EXERCISE: All of the data should be repeated exactly; pictures are not part of the copy.

TASK INPUT:
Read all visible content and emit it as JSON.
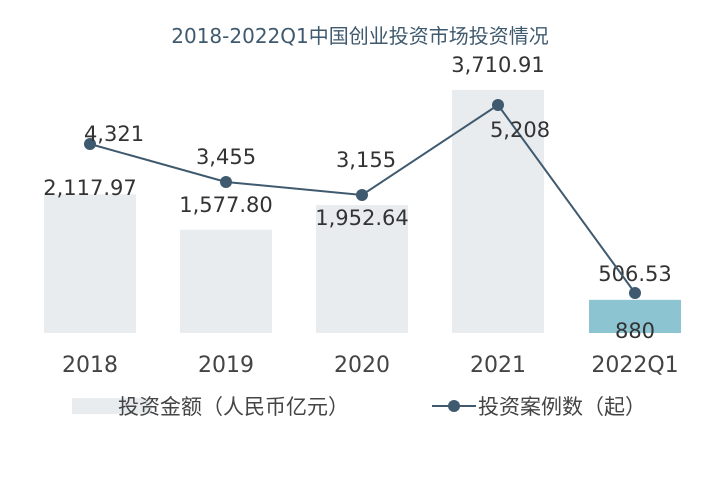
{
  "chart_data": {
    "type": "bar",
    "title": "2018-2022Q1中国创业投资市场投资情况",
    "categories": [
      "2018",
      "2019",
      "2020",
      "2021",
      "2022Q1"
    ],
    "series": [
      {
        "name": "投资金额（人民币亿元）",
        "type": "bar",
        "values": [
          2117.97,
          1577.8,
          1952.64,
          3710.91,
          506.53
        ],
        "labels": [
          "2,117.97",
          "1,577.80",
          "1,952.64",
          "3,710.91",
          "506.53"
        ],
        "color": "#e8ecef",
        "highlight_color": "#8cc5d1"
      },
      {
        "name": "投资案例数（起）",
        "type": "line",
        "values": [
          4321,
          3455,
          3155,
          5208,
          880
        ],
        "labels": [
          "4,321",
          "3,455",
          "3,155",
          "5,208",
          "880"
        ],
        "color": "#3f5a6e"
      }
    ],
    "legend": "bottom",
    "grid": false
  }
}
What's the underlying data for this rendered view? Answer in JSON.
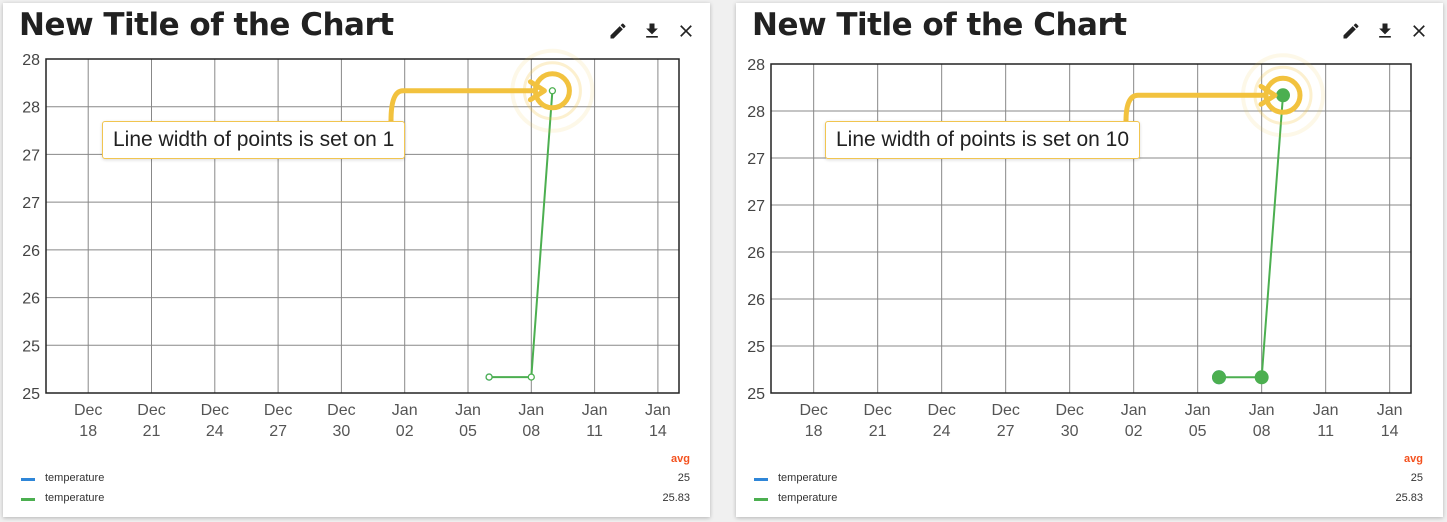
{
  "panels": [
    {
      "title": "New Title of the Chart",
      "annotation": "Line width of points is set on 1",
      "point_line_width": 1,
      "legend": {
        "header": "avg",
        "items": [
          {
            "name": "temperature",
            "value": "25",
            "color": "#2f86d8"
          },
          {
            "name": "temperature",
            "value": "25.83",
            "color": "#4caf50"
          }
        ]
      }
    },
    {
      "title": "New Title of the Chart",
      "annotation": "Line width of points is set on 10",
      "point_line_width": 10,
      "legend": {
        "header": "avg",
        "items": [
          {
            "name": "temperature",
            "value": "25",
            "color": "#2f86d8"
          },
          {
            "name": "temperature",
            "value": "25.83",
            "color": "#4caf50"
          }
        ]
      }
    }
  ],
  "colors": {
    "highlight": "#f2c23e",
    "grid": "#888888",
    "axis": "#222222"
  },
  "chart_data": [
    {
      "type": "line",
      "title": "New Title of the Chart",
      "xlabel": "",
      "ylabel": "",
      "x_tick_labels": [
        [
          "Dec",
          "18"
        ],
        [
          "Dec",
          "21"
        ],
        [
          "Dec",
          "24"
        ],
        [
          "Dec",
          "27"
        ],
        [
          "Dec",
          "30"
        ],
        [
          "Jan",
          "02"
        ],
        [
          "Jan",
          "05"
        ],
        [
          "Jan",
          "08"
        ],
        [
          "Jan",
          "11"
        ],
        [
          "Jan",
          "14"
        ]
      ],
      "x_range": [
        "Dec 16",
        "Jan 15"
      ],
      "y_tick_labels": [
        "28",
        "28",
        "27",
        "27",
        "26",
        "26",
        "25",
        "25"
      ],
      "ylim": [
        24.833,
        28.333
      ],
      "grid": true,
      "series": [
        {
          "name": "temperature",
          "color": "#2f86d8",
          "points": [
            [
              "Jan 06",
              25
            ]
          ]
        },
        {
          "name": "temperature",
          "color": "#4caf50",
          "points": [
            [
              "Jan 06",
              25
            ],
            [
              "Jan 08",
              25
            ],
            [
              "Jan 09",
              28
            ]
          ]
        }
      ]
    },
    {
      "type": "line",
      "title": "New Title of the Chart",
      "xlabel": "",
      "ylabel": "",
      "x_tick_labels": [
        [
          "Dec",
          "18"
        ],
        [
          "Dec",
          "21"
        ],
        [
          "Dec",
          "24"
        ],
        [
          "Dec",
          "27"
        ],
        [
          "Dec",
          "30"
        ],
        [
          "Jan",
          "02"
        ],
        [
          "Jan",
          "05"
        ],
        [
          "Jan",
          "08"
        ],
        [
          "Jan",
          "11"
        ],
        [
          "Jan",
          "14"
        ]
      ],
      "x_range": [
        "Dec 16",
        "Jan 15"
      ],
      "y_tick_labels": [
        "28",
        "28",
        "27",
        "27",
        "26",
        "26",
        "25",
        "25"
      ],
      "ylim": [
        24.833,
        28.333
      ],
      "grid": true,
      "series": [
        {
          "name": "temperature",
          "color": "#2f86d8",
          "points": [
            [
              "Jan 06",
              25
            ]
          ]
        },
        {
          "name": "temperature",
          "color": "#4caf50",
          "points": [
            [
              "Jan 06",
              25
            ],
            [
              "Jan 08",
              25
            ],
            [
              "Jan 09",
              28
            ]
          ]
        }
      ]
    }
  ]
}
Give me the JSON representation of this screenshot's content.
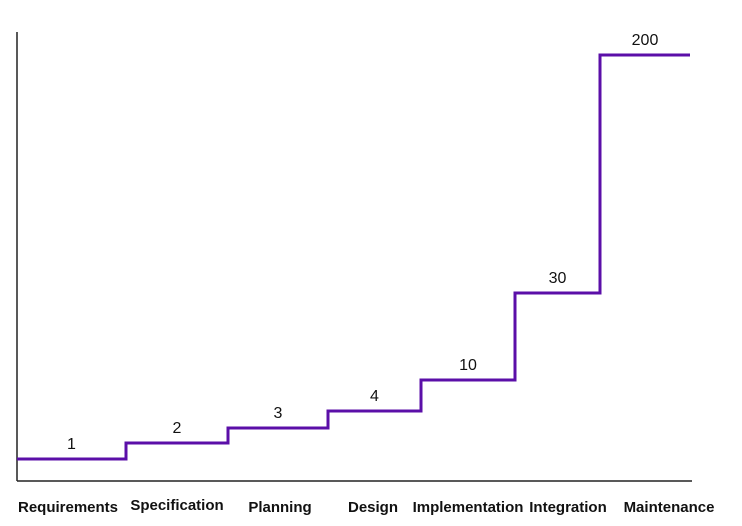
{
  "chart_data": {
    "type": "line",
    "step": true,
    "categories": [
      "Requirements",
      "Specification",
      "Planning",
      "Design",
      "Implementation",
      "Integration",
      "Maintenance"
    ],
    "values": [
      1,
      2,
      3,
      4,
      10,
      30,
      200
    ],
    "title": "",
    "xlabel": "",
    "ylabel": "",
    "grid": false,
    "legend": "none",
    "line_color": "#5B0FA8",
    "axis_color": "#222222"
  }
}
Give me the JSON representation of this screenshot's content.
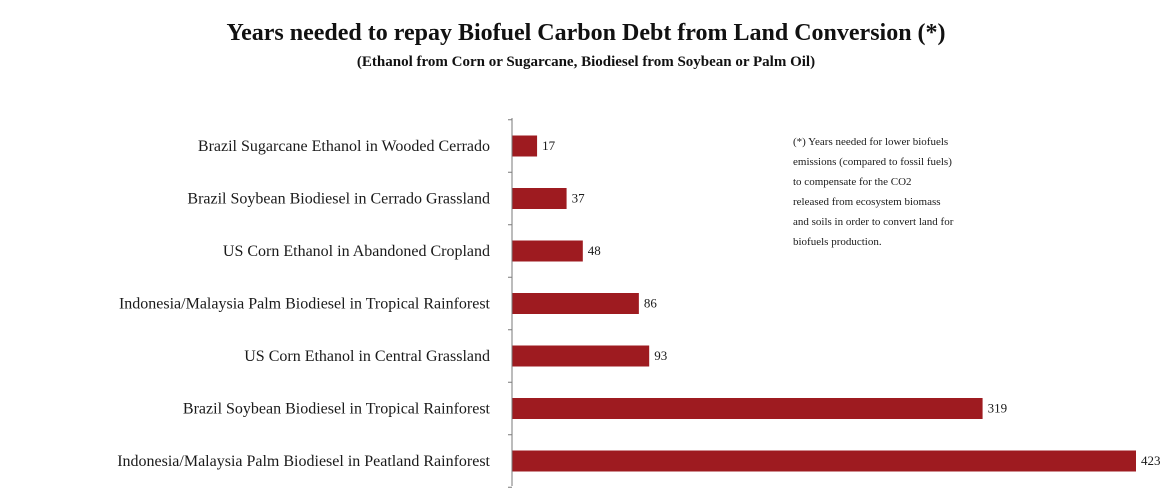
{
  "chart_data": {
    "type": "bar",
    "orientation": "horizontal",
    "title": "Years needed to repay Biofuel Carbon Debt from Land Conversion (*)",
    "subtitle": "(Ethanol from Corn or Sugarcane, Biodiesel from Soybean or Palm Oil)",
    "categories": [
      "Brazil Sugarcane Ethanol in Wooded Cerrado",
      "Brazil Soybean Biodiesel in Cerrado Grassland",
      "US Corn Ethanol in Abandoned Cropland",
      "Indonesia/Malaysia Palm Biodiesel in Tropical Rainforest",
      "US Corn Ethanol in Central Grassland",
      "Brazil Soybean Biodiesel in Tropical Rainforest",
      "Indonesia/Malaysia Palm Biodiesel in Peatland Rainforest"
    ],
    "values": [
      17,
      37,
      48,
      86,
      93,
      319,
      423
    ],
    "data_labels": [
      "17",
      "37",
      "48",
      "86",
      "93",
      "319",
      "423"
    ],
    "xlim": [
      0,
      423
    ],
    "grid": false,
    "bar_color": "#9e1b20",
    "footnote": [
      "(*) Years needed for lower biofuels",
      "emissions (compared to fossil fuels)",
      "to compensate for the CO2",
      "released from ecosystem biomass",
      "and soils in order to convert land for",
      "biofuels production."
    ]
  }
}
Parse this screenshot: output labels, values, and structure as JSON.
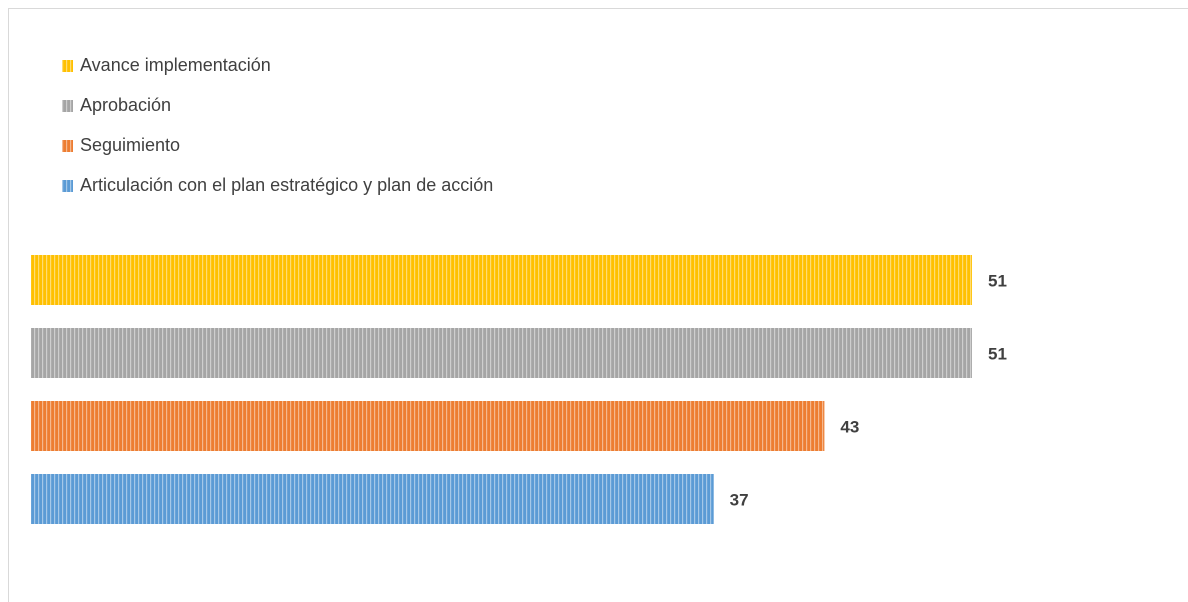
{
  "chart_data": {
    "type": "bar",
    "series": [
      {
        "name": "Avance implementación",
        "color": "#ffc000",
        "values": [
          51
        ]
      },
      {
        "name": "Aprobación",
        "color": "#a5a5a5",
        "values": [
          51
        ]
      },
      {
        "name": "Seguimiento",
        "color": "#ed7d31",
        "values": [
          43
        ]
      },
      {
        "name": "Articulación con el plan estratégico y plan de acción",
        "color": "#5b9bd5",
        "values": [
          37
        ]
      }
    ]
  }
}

WRITTEN REPLY:
Read all visible content and emit it as JSON.
{
  "chart_data": {
    "type": "bar",
    "title": "2018-2022Q1中国创业投资市场投资情况",
    "categories": [
      "2018",
      "2019",
      "2020",
      "2021",
      "2022Q1"
    ],
    "series": [
      {
        "name": "投资金额（人民币亿元）",
        "type": "bar",
        "values": [
          2117.97,
          1577.8,
          1952.64,
          3710.91,
          506.53
        ],
        "labels": [
          "2,117.97",
          "1,577.80",
          "1,952.64",
          "3,710.91",
          "506.53"
        ],
        "color": "#e8ecef",
        "highlight_color": "#8cc5d1"
      },
      {
        "name": "投资案例数（起）",
        "type": "line",
        "values": [
          4321,
          3455,
          3155,
          5208,
          880
        ],
        "labels": [
          "4,321",
          "3,455",
          "3,155",
          "5,208",
          "880"
        ],
        "color": "#3f5a6e"
      }
    ],
    "legend": "bottom",
    "grid": false
  }
}
What's the underlying data for this rendered view? Answer in JSON.
{
  "panels": [
    {
      "title": "New Title of the Chart",
      "annotation": "Line width of points is set on 1",
      "point_line_width": 1,
      "legend": {
        "header": "avg",
        "items": [
          {
            "name": "temperature",
            "value": "25",
            "color": "#2f86d8"
          },
          {
            "name": "temperature",
            "value": "25.83",
            "color": "#4caf50"
          }
        ]
      }
    },
    {
      "title": "New Title of the Chart",
      "annotation": "Line width of points is set on 10",
      "point_line_width": 10,
      "legend": {
        "header": "avg",
        "items": [
          {
            "name": "temperature",
            "value": "25",
            "color": "#2f86d8"
          },
          {
            "name": "temperature",
            "value": "25.83",
            "color": "#4caf50"
          }
        ]
      }
    }
  ],
  "colors": {
    "highlight": "#f2c23e",
    "grid": "#888888",
    "axis": "#222222"
  },
  "chart_data": [
    {
      "type": "line",
      "title": "New Title of the Chart",
      "xlabel": "",
      "ylabel": "",
      "x_tick_labels": [
        [
          "Dec",
          "18"
        ],
        [
          "Dec",
          "21"
        ],
        [
          "Dec",
          "24"
        ],
        [
          "Dec",
          "27"
        ],
        [
          "Dec",
          "30"
        ],
        [
          "Jan",
          "02"
        ],
        [
          "Jan",
          "05"
        ],
        [
          "Jan",
          "08"
        ],
        [
          "Jan",
          "11"
        ],
        [
          "Jan",
          "14"
        ]
      ],
      "x_range": [
        "Dec 16",
        "Jan 15"
      ],
      "y_tick_labels": [
        "28",
        "28",
        "27",
        "27",
        "26",
        "26",
        "25",
        "25"
      ],
      "ylim": [
        24.833,
        28.333
      ],
      "grid": true,
      "series": [
        {
          "name": "temperature",
          "color": "#2f86d8",
          "points": [
            [
              "Jan 06",
              25
            ]
          ]
        },
        {
          "name": "temperature",
          "color": "#4caf50",
          "points": [
            [
              "Jan 06",
              25
            ],
            [
              "Jan 08",
              25
            ],
            [
              "Jan 09",
              28
            ]
          ]
        }
      ]
    },
    {
      "type": "line",
      "title": "New Title of the Chart",
      "xlabel": "",
      "ylabel": "",
      "x_tick_labels": [
        [
          "Dec",
          "18"
        ],
        [
          "Dec",
          "21"
        ],
        [
          "Dec",
          "24"
        ],
        [
          "Dec",
          "27"
        ],
        [
          "Dec",
          "30"
        ],
        [
          "Jan",
          "02"
        ],
        [
          "Jan",
          "05"
        ],
        [
          "Jan",
          "08"
        ],
        [
          "Jan",
          "11"
        ],
        [
          "Jan",
          "14"
        ]
      ],
      "x_range": [
        "Dec 16",
        "Jan 15"
      ],
      "y_tick_labels": [
        "28",
        "28",
        "27",
        "27",
        "26",
        "26",
        "25",
        "25"
      ],
      "ylim": [
        24.833,
        28.333
      ],
      "grid": true,
      "series": [
        {
          "name": "temperature",
          "color": "#2f86d8",
          "points": [
            [
              "Jan 06",
              25
            ]
          ]
        },
        {
          "name": "temperature",
          "color": "#4caf50",
          "points": [
            [
              "Jan 06",
              25
            ],
            [
              "Jan 08",
              25
            ],
            [
              "Jan 09",
              28
            ]
          ]
        }
      ]
    }
  ]
}
Give me the JSON representation of this screenshot's content.
{
  "chart_data": {
    "type": "line",
    "step": true,
    "categories": [
      "Requirements",
      "Specification",
      "Planning",
      "Design",
      "Implementation",
      "Integration",
      "Maintenance"
    ],
    "values": [
      1,
      2,
      3,
      4,
      10,
      30,
      200
    ],
    "title": "",
    "xlabel": "",
    "ylabel": "",
    "grid": false,
    "legend": "none",
    "line_color": "#5B0FA8",
    "axis_color": "#222222"
  }
}
Give me the JSON representation of this screenshot's content.
{
  "chart_data": {
    "type": "bar",
    "orientation": "horizontal",
    "title": "Years needed to repay Biofuel Carbon Debt from Land Conversion (*)",
    "subtitle": "(Ethanol from Corn or Sugarcane, Biodiesel from Soybean or Palm Oil)",
    "categories": [
      "Brazil Sugarcane Ethanol in Wooded Cerrado",
      "Brazil Soybean Biodiesel in Cerrado Grassland",
      "US Corn Ethanol in Abandoned Cropland",
      "Indonesia/Malaysia Palm Biodiesel in Tropical Rainforest",
      "US Corn Ethanol in Central Grassland",
      "Brazil Soybean Biodiesel in Tropical Rainforest",
      "Indonesia/Malaysia Palm Biodiesel in Peatland Rainforest"
    ],
    "values": [
      17,
      37,
      48,
      86,
      93,
      319,
      423
    ],
    "data_labels": [
      "17",
      "37",
      "48",
      "86",
      "93",
      "319",
      "423"
    ],
    "xlim": [
      0,
      423
    ],
    "grid": false,
    "bar_color": "#9e1b20",
    "footnote": [
      "(*) Years needed for lower biofuels",
      "emissions (compared to fossil fuels)",
      "to compensate for the CO2",
      "released from ecosystem biomass",
      "and soils in order to convert land for",
      "biofuels production."
    ]
  }
}
Parse this screenshot: output labels, values, and structure as JSON.
{
  "chart_data": {
    "type": "bar",
    "series": [
      {
        "name": "Avance implementación",
        "color": "#ffc000",
        "values": [
          51
        ]
      },
      {
        "name": "Aprobación",
        "color": "#a5a5a5",
        "values": [
          51
        ]
      },
      {
        "name": "Seguimiento",
        "color": "#ed7d31",
        "values": [
          43
        ]
      },
      {
        "name": "Articulación con el plan estratégico y plan de acción",
        "color": "#5b9bd5",
        "values": [
          37
        ]
      }
    ]
  }
}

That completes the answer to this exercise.